» DATA EXTRACT:
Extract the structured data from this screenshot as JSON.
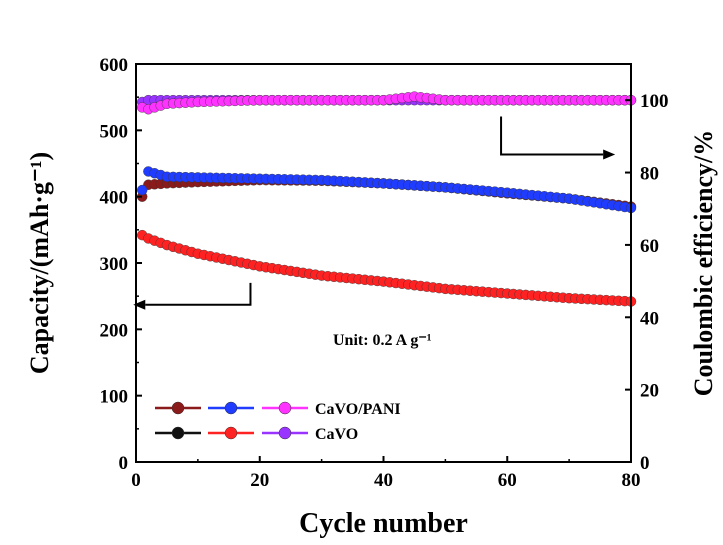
{
  "chart_data": {
    "type": "scatter",
    "xlabel": "Cycle number",
    "ylabel_left": "Capacity/(mAh·g⁻¹)",
    "ylabel_right": "Coulombic efficiency/%",
    "xlim": [
      0,
      80
    ],
    "ylim_left": [
      0,
      600
    ],
    "ylim_right": [
      0,
      110
    ],
    "x_ticks": [
      0,
      20,
      40,
      60,
      80
    ],
    "y_ticks_left": [
      0,
      100,
      200,
      300,
      400,
      500,
      600
    ],
    "y_ticks_right": [
      0,
      20,
      40,
      60,
      80,
      100
    ],
    "annotation": "Unit: 0.2 A g⁻¹",
    "legend": [
      {
        "label": "CaVO/PANI",
        "colors": [
          "#8b1a1a",
          "#1f3cff",
          "#ff33ff"
        ]
      },
      {
        "label": "CaVO",
        "colors": [
          "#111111",
          "#ff2222",
          "#9933ff"
        ]
      }
    ],
    "series": [
      {
        "name": "CaVO/PANI capacity",
        "axis": "left",
        "color": "#8b1a1a",
        "x": [
          1,
          2,
          5,
          10,
          20,
          30,
          40,
          50,
          60,
          70,
          80
        ],
        "y": [
          400,
          418,
          420,
          422,
          425,
          424,
          420,
          414,
          405,
          397,
          385
        ]
      },
      {
        "name": "CaVO/PANI capacity (blue)",
        "axis": "left",
        "color": "#1f3cff",
        "x": [
          1,
          2,
          5,
          10,
          20,
          30,
          40,
          50,
          60,
          70,
          80
        ],
        "y": [
          410,
          438,
          430,
          429,
          427,
          425,
          420,
          414,
          406,
          397,
          383
        ]
      },
      {
        "name": "CaVO capacity",
        "axis": "left",
        "color": "#ff2222",
        "x": [
          1,
          2,
          5,
          10,
          20,
          30,
          40,
          50,
          60,
          70,
          80
        ],
        "y": [
          342,
          337,
          327,
          314,
          295,
          281,
          272,
          261,
          254,
          247,
          242
        ]
      },
      {
        "name": "CaVO/PANI efficiency",
        "axis": "right",
        "color": "#ff33ff",
        "x": [
          1,
          2,
          5,
          10,
          20,
          30,
          40,
          45,
          50,
          60,
          70,
          80
        ],
        "y": [
          98,
          97.5,
          99,
          99.5,
          100,
          100,
          100,
          101,
          100,
          100,
          100,
          100
        ]
      },
      {
        "name": "CaVO efficiency",
        "axis": "right",
        "color": "#9933ff",
        "x": [
          1,
          2,
          5,
          10,
          20,
          30,
          40,
          50,
          60,
          70,
          80
        ],
        "y": [
          99.5,
          100,
          100,
          100,
          100,
          100,
          100,
          100,
          100,
          100,
          100
        ]
      }
    ],
    "arrows": [
      {
        "direction": "left",
        "points_to_axis": "left"
      },
      {
        "direction": "right",
        "points_to_axis": "right"
      }
    ]
  }
}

» SHORT TASK: Go through the material above and copy each line that has the word "efficiency".

» PROBLEM SOLUTION:
    "ylabel_right": "Coulombic efficiency/%",
        "name": "CaVO/PANI efficiency",
        "name": "CaVO efficiency",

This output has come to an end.